# DIRECTION
Locate the word "JSON" in the entries below, then gather every line that holds it.

[Entries with figure data]

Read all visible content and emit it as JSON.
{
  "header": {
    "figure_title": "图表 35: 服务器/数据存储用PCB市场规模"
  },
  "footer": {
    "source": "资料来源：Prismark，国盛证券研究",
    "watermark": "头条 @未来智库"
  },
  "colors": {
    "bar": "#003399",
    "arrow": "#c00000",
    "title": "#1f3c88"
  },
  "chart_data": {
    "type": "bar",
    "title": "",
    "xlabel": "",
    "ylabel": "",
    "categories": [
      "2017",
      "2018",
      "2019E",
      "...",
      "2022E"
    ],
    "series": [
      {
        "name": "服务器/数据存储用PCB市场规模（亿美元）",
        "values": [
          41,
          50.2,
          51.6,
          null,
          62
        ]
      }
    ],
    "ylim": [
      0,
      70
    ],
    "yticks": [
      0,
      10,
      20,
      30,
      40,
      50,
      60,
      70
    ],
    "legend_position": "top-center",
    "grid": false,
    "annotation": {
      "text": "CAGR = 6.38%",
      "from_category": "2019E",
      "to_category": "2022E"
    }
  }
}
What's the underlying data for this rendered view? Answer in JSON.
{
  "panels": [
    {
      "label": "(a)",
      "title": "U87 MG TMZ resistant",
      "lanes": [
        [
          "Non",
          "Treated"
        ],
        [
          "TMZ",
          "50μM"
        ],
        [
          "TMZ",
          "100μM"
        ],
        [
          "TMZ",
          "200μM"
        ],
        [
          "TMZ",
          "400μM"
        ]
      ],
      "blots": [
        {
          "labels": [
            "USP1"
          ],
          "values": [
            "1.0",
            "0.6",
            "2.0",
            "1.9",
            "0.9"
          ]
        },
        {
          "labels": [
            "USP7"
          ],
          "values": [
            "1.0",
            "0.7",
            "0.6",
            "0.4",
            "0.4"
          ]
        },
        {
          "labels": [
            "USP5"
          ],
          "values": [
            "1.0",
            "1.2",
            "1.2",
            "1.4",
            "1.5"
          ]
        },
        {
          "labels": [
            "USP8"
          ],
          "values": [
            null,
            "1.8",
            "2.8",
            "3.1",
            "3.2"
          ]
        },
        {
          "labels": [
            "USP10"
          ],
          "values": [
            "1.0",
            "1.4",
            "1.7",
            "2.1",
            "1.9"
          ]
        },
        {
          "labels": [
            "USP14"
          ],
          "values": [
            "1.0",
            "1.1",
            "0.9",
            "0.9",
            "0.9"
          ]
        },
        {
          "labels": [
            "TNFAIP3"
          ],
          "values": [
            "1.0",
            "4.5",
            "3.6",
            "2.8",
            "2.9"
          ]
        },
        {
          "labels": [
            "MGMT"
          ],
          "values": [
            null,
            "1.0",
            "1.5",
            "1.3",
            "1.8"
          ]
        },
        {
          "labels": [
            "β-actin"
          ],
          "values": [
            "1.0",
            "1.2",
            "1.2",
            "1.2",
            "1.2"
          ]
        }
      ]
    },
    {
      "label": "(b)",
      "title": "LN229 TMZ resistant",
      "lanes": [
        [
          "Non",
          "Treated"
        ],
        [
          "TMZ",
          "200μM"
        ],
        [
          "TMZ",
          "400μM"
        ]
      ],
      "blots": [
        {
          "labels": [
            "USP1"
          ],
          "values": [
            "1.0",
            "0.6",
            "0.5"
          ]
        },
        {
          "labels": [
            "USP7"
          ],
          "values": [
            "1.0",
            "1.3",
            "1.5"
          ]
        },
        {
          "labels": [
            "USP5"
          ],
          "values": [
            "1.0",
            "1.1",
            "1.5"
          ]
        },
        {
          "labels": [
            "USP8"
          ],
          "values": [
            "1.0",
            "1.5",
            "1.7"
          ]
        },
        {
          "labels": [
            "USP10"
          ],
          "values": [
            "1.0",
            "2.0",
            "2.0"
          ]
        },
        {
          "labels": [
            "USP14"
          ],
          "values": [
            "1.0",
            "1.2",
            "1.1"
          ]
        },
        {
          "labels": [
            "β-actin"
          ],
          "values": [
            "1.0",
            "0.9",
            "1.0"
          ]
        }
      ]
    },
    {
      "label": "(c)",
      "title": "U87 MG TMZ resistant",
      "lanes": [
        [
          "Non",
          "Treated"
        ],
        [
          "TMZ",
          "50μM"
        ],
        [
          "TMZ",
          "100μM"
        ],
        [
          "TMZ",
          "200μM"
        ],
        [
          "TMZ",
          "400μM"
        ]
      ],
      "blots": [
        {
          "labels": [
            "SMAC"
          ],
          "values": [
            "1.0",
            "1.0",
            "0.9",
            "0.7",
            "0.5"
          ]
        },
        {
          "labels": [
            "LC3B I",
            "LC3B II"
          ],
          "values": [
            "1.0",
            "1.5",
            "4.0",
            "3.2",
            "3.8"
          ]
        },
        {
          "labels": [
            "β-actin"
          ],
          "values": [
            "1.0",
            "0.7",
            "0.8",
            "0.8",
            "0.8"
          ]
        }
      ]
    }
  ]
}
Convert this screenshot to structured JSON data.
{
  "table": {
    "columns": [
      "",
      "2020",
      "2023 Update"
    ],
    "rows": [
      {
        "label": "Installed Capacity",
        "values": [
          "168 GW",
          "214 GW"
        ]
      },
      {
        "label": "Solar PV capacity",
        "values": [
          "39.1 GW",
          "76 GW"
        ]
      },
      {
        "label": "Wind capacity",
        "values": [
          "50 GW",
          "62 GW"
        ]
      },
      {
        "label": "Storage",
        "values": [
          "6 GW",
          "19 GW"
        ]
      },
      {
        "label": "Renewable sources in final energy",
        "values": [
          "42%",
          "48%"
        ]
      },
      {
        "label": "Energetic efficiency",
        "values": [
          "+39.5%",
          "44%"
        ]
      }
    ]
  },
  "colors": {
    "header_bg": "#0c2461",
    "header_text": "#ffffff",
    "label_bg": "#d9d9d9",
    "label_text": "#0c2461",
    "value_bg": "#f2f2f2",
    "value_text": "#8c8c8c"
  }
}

# TASK RESPONSE
Read all visible content and emit it as JSON.
What's the underlying data for this rendered view? Answer in JSON.
Convert this screenshot to structured JSON data.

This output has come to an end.